Not all planes are fbw.. I think the MD-11, DC-8, 747 family, 737's and a few others are strength dependant.. but you've sucked me back into this thread! I am really going now!
He's applying at VA
has hijacked this thread to the point of talking about men fly better airplanes than women.....what a knucklehead! FMS, you should go to confession right now and ask for forgiveness.....
WHY MEN ARE HAPPIER
Your last name stays put.
The garage is all yours.
Wedding plans take care of themselves.
Chocolate is just another snack.
You can be President.
You can never be pregnant.(PLUS)
You can wear a white T-shirt to a water park.
You can wear NO shirt to a water park.
Car mechanics tell you the truth.
The world is your urinal.
You never have to drive to another gas station restroom because this
one is just too icky.
You don't have to stop and think of which way to turn a nut on a bolt.
Same work, more pay.
Wrinkles add character.
Wedding dress $5000 …… Tux rental $100.
People never stare at your chest when you're talking to them.
The occasional well-rendered belch is practically expected.
New shoes don't cut, blister, or mangle your feet.
One mood all the time.
Phone conversations are over in 30 seconds flat.
You know stuff about tanks.
A five-day vacation requires only one suitcase.
You can open all your own jars.
You get extra credit for the slightest act of thoughtfulness.
If someone forgets to invite you, he or she can still be your friend.
Your underwear is $8.95 for a three-pack.
Three pairs of shoes are more than enough.
You almost never have strap problems in public.
You are unable to see wrinkles in your clothes.
Everything on your face stays its original color.
The same hairstyle lasts for years, maybe decades.
You only have to shave your face and neck.
You can play with toys all your life.
Your belly usually hides your big hips.
One wallet and one pair of shoes -- one color for all seasons.
You can wear shorts no matter how your legs look.
You can "do" your nails with a pocket knife.
John...you got the big picture man!
Although, I can't sew my own clothes.
If my car broke down, I'd be worried about getting murdered by someone who stopped (I watch a lot of those A&E American Justice and Cold Case Files shows).
I'm not that great at decorating.
I never had to cry to get out of a ticket....I just told the cop I'm an ER nurse and it worked like a charm every time.....tee heee
I also always took money to the bar because I'd rather pay $5 for my own drink than have some schmuck buy me one and then I would feel obligated to talk to him. Not worth the hassle.

INFORMATION GIVEN
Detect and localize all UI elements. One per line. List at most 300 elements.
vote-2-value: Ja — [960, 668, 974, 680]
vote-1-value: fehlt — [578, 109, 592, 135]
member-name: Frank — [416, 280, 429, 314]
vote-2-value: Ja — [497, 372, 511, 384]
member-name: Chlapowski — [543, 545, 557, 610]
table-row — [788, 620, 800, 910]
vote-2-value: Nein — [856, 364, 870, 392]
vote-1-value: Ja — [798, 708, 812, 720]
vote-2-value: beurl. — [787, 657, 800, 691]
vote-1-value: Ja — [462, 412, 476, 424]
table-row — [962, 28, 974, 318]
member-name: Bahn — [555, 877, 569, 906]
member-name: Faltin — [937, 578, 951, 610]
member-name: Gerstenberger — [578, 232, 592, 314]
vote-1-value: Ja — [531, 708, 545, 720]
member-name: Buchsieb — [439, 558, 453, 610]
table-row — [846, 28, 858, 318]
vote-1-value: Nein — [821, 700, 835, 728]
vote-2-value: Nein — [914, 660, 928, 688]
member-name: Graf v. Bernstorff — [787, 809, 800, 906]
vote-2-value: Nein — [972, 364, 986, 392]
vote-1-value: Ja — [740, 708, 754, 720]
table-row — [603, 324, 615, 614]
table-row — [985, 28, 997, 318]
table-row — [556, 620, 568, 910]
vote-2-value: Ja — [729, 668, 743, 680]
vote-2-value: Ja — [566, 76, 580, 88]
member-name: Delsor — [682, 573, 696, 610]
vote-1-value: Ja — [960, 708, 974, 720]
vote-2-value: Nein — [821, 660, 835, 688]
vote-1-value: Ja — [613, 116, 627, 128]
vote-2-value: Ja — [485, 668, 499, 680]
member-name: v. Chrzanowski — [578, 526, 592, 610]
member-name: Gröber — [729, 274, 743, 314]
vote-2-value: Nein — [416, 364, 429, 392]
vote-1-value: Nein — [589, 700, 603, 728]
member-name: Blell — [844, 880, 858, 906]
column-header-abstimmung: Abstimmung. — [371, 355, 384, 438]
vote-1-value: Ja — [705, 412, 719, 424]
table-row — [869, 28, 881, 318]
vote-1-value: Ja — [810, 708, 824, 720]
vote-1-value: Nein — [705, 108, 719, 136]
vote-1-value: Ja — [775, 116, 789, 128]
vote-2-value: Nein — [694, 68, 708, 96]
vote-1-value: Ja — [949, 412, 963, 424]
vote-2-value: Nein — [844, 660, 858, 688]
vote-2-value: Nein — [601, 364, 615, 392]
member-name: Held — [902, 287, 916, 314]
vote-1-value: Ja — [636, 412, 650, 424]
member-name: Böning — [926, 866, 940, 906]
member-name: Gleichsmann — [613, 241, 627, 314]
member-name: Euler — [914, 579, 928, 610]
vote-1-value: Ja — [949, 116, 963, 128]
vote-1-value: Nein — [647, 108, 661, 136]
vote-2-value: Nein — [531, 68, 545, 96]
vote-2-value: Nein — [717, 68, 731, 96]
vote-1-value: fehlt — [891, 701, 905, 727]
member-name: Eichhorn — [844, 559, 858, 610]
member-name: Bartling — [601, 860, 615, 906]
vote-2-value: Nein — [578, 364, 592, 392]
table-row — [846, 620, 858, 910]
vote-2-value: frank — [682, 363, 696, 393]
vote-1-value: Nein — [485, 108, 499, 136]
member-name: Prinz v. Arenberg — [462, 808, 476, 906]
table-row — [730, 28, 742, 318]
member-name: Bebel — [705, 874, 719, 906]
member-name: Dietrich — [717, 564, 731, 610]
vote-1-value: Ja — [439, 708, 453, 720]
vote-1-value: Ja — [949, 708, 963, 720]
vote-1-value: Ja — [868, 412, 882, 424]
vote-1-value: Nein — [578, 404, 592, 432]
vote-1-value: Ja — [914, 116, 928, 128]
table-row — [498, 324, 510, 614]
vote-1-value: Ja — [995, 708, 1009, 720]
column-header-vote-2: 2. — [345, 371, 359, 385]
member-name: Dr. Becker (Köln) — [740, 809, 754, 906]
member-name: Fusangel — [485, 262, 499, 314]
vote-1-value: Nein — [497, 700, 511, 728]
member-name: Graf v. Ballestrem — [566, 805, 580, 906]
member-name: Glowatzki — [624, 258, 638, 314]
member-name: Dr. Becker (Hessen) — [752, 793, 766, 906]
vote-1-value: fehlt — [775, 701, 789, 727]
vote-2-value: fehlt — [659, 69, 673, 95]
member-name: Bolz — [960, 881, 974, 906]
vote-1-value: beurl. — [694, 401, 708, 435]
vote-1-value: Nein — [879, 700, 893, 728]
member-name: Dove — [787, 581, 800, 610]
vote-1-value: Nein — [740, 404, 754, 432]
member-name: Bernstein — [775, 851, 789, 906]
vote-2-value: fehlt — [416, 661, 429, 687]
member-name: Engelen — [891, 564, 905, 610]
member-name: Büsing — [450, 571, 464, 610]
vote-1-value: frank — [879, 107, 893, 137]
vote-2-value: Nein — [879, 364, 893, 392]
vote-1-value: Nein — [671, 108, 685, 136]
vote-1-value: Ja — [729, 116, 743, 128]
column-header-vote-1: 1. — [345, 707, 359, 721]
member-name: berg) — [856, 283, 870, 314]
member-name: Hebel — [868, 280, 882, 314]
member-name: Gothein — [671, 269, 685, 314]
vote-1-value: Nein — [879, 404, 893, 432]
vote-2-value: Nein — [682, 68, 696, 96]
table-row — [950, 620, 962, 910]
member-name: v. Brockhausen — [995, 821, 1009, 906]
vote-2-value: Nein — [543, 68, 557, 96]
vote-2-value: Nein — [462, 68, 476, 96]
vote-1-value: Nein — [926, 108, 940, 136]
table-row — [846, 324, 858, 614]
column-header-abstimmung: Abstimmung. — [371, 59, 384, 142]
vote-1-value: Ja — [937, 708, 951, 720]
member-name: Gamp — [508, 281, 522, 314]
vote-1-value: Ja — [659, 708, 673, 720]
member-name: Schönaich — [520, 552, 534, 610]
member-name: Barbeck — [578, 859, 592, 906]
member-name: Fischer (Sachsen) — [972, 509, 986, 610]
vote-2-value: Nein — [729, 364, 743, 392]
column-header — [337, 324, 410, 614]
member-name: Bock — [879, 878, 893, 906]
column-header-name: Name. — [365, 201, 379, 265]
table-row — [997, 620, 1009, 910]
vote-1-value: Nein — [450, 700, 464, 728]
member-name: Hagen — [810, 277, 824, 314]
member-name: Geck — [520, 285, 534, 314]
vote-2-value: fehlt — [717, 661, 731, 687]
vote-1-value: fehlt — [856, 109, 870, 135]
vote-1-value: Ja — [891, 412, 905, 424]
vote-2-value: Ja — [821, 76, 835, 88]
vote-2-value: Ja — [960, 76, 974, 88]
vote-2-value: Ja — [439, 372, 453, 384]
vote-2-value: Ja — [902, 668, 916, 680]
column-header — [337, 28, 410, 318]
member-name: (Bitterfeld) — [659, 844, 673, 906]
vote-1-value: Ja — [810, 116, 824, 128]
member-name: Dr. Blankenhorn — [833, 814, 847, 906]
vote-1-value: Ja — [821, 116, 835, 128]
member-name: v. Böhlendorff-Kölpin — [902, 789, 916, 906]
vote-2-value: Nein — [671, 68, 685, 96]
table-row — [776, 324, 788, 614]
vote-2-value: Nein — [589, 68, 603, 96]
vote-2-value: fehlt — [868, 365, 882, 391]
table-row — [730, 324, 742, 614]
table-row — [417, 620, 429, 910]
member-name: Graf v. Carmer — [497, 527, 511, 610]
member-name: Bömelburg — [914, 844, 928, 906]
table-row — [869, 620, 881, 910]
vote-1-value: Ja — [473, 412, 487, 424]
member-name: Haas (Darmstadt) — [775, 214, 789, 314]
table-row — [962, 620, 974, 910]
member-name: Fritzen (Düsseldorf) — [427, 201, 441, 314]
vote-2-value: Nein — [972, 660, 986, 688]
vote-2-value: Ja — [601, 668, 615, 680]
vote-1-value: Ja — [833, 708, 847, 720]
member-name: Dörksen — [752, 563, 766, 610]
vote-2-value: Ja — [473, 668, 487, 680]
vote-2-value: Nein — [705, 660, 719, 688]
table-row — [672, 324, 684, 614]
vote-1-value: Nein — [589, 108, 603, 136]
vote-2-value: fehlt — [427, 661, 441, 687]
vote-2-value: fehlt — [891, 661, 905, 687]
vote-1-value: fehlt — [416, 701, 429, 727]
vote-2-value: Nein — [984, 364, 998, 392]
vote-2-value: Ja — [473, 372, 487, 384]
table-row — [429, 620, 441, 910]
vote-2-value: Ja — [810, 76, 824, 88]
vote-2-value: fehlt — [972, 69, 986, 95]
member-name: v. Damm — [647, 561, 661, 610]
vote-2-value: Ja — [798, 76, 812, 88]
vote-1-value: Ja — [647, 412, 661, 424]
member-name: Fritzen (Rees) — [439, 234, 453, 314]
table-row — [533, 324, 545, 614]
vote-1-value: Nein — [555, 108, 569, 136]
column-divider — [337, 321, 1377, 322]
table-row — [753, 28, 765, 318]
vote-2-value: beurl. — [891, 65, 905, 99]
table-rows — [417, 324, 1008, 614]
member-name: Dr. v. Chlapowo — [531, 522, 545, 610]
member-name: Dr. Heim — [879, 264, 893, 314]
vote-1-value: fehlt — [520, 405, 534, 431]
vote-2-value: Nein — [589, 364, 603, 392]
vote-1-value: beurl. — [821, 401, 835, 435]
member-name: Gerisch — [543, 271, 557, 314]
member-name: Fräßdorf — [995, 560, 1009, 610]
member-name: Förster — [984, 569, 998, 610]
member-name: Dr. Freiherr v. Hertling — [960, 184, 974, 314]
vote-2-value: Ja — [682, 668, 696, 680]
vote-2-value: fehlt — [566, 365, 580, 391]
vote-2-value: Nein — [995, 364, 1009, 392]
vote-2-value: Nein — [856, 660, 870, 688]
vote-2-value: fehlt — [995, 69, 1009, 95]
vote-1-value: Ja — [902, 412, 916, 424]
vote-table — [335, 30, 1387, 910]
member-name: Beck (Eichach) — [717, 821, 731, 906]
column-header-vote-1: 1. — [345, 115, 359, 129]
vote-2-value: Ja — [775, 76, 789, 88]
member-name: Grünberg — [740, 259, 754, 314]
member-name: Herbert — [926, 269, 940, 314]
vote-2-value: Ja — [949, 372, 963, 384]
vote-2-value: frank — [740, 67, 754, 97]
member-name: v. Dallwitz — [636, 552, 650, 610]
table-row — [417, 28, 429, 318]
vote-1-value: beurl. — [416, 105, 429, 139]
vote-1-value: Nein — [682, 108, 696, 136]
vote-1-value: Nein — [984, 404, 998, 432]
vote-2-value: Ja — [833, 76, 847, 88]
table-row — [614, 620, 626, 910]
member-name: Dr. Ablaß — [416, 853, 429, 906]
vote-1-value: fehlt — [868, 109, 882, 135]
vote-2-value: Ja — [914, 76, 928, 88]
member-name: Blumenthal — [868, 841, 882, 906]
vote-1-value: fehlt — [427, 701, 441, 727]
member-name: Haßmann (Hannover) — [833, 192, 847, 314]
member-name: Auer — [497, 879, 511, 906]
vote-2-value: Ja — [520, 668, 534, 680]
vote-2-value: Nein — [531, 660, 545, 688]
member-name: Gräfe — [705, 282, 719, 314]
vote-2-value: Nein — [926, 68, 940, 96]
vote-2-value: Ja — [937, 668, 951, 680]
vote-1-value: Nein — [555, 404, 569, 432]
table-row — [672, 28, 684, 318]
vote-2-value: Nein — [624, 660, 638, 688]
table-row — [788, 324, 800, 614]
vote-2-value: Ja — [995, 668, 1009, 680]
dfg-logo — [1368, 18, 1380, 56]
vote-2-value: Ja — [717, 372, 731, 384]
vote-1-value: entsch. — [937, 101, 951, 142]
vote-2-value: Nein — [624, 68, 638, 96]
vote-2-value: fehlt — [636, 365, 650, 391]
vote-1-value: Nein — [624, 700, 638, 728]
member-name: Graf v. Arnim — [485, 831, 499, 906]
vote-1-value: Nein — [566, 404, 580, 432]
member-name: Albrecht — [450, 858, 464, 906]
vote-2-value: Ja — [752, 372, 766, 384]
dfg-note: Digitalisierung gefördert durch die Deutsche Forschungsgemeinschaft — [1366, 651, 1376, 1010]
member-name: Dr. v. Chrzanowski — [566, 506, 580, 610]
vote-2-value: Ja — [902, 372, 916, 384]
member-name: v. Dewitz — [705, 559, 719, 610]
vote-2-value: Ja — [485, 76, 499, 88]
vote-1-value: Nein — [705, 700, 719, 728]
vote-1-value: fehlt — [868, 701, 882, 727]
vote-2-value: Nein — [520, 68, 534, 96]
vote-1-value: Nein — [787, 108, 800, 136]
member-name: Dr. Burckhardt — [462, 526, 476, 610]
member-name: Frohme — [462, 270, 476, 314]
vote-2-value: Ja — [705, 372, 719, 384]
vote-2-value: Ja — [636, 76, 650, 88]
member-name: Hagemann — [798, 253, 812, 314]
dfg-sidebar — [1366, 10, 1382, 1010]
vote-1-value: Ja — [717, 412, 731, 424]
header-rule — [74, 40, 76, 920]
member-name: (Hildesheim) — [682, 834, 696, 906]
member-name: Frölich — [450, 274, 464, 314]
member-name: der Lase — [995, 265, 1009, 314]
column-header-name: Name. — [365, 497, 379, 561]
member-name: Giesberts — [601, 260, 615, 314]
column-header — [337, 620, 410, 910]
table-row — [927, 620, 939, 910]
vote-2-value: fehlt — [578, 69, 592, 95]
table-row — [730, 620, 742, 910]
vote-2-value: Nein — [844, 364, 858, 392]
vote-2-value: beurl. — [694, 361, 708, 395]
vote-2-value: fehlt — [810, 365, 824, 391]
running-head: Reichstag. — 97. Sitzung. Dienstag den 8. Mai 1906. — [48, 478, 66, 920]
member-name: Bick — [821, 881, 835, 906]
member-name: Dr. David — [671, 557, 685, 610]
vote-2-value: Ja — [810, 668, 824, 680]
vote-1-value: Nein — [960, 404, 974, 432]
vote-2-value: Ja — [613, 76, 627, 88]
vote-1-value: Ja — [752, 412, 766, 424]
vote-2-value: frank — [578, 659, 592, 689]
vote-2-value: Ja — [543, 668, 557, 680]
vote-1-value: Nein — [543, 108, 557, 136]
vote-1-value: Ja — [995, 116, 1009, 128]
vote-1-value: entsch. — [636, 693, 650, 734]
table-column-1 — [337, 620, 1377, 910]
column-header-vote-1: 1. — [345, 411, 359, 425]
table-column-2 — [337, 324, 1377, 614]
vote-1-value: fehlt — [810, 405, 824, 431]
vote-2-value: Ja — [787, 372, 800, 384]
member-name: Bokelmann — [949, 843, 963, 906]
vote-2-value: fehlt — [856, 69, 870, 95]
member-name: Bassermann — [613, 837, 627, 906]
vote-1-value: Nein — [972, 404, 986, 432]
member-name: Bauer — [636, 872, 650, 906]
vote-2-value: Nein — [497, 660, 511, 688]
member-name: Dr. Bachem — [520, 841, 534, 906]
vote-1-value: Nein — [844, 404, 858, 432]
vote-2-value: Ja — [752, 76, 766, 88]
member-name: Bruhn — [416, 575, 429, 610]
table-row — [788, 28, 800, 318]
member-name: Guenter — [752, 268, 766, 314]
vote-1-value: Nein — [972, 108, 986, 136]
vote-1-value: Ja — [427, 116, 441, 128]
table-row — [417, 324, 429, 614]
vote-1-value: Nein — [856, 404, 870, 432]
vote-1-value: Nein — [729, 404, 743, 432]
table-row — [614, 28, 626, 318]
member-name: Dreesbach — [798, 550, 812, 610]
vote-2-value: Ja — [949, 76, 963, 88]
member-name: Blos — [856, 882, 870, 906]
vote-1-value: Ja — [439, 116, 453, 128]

ACTIONS TO TAKE
A. Decide whether each statement below agrees with the forum thread. For each one, answer yes or no and quote the words from the thread that decide it.
(i) The list says a five-day vacation requires only one suitcase.
(ii) The list gives the price of underwear as $8.95 for a two-pack.
(iii) One poster says crying was how she got out of tickets.
B. Retype everything in the forum thread from "A five-day vacation" down to "problems in public.".

RESULTS FOR EACH TASK
A.
(i) Yes: "A five-day vacation requires only one suitcase."
(ii) No: "Your underwear is $8.95 for a three-pack."
(iii) No: "I never had to cry to get out of a ticket"

B.
A five-day vacation requires only one suitcase.
You can open all your own jars.
You get extra credit for the slightest act of thoughtfulness.
If someone forgets to invite you, he or she can still be your friend.
Your underwear is $8.95 for a three-pack.
Three pairs of shoes are more than enough.
You almost never have strap problems in public.